What is asked:
Only lines with the word "CHEWINESS" are needed; collect each of them from the listing below.

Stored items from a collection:
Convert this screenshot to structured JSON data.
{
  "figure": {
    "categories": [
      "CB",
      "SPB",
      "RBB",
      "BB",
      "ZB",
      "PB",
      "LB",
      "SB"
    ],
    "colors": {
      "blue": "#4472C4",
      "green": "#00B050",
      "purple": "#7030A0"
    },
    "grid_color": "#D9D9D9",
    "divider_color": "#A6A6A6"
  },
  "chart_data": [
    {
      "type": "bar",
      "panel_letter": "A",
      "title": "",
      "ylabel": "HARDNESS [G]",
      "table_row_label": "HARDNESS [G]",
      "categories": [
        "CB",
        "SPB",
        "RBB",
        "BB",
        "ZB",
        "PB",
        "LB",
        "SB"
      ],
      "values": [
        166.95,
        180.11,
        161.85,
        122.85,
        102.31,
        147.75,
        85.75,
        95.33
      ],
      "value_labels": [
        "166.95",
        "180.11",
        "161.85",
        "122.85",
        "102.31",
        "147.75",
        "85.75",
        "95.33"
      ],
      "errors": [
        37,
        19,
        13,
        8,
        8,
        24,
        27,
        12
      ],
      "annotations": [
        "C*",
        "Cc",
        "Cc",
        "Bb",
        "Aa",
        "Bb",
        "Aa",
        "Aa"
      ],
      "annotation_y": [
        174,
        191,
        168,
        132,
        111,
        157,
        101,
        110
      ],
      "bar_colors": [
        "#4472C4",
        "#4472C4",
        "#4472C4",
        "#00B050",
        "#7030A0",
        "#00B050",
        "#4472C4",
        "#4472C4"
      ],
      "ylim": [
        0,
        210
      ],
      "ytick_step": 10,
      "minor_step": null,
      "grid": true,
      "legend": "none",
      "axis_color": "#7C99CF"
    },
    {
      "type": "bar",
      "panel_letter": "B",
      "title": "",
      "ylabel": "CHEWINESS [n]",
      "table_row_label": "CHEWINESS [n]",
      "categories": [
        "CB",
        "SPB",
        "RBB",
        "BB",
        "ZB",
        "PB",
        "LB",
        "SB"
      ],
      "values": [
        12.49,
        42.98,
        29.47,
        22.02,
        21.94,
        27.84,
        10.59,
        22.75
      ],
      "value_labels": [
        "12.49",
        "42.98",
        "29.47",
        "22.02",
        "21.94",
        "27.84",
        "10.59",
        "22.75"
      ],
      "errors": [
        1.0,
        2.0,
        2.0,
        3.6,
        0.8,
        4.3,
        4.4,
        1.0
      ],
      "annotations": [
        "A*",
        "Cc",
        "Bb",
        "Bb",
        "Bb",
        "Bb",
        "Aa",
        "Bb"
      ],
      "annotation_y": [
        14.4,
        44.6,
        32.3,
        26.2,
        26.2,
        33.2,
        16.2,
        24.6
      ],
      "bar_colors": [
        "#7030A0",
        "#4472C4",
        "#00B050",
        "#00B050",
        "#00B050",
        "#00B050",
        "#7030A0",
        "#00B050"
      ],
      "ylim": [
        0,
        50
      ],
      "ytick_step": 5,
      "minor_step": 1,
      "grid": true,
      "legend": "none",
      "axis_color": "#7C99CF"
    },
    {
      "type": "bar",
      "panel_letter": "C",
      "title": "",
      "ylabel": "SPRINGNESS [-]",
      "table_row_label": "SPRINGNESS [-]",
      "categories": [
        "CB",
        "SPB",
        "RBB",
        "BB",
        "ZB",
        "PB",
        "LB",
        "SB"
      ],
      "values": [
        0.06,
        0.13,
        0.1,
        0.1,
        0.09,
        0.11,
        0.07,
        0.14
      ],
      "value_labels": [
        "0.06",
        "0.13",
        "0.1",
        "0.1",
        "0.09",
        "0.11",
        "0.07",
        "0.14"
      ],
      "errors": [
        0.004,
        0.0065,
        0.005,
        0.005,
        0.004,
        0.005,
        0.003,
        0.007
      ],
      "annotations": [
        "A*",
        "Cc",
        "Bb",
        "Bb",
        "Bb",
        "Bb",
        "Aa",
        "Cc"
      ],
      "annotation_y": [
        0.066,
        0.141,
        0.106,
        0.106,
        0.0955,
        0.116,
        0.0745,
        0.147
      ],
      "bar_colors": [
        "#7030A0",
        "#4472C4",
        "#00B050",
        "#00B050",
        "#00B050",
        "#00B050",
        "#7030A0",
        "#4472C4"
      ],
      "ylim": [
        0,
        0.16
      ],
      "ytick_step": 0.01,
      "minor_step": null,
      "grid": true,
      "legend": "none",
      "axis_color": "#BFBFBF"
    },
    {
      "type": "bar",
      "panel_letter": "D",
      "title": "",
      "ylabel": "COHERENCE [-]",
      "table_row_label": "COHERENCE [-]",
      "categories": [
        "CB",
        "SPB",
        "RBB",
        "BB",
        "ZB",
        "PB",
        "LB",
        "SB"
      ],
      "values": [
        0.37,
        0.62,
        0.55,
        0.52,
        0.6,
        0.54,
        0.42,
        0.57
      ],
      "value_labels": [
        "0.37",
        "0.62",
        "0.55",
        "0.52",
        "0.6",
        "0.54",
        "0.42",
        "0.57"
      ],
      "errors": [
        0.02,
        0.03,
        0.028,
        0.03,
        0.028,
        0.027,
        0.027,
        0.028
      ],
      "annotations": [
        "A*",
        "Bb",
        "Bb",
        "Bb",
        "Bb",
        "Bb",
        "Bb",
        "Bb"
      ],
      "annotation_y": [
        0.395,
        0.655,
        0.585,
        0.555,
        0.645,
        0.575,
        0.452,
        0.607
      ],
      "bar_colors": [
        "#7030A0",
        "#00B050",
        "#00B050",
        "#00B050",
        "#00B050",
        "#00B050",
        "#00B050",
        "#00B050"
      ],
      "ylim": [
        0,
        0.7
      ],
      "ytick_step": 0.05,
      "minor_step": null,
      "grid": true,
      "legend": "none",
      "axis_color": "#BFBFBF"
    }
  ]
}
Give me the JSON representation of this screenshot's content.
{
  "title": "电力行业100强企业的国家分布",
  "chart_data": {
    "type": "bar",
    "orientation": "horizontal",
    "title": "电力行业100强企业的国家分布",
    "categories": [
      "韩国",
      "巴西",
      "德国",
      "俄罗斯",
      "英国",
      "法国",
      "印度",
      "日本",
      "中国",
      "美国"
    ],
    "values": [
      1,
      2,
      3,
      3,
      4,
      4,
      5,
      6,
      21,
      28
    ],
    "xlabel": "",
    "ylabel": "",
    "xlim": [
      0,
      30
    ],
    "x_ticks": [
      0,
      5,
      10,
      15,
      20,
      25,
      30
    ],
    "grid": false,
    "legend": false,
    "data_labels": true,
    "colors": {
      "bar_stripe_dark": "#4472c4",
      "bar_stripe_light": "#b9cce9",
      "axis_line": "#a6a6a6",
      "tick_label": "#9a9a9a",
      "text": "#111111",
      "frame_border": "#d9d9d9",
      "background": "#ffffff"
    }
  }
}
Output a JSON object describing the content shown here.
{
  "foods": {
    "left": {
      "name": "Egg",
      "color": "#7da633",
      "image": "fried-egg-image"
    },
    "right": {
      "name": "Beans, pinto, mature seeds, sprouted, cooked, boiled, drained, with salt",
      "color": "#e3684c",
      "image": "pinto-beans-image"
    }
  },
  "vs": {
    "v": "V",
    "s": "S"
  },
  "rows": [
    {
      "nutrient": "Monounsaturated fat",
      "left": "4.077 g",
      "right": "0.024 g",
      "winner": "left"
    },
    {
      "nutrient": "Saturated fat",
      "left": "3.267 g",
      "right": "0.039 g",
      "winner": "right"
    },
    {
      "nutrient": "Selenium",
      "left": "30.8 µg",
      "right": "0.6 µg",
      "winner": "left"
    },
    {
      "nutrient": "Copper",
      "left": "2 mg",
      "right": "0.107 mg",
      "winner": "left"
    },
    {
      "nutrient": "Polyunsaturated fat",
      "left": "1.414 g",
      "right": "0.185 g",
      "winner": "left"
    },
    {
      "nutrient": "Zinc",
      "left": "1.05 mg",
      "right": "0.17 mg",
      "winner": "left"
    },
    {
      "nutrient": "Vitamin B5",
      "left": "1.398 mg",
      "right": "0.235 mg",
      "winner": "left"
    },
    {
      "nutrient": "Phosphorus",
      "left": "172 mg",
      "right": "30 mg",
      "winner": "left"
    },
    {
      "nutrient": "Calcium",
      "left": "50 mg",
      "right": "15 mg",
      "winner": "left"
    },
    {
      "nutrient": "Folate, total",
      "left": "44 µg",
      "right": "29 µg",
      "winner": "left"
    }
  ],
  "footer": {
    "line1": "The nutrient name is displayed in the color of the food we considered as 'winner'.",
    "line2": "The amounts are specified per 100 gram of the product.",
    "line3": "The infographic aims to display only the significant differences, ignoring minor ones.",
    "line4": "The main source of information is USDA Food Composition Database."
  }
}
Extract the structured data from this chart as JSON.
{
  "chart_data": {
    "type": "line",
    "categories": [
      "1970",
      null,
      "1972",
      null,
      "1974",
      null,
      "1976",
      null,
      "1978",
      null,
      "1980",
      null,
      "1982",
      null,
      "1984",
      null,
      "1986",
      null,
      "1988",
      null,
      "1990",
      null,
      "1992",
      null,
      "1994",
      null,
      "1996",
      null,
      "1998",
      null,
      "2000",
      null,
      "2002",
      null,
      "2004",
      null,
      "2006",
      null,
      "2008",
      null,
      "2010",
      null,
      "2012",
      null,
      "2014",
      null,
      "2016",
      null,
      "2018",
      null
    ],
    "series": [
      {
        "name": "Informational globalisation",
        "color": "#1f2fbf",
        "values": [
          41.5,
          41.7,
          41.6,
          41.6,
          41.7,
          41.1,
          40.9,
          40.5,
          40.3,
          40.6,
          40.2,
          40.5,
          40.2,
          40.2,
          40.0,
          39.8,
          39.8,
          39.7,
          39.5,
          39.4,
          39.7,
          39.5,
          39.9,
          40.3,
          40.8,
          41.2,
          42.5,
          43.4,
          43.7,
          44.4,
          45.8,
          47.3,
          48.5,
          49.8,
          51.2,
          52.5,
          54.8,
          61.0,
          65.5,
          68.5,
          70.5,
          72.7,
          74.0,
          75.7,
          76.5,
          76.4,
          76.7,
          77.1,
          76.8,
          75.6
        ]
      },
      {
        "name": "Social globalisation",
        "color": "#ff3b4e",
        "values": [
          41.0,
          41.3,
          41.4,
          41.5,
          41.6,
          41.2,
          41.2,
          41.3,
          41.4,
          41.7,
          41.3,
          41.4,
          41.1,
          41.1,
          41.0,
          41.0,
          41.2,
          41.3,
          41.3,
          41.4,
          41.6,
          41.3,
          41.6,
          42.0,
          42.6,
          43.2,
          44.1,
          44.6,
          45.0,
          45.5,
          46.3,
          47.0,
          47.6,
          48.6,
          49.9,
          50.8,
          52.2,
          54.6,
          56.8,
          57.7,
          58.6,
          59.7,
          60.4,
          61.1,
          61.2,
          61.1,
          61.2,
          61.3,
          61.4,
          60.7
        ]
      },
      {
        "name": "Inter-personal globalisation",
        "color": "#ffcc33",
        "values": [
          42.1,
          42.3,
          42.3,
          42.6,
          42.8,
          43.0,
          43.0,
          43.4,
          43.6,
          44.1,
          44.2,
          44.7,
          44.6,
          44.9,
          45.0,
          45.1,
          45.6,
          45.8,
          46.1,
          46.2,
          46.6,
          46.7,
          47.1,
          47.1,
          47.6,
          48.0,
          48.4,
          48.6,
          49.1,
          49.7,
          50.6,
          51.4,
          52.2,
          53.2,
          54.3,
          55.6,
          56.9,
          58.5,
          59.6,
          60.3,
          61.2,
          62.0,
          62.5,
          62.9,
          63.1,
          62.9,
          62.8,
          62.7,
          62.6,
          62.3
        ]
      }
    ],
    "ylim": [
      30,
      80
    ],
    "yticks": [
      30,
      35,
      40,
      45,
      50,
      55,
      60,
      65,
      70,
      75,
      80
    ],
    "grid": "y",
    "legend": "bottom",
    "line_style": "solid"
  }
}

The reply:
      "ylabel": "CHEWINESS [n]",
      "table_row_label": "CHEWINESS [n]",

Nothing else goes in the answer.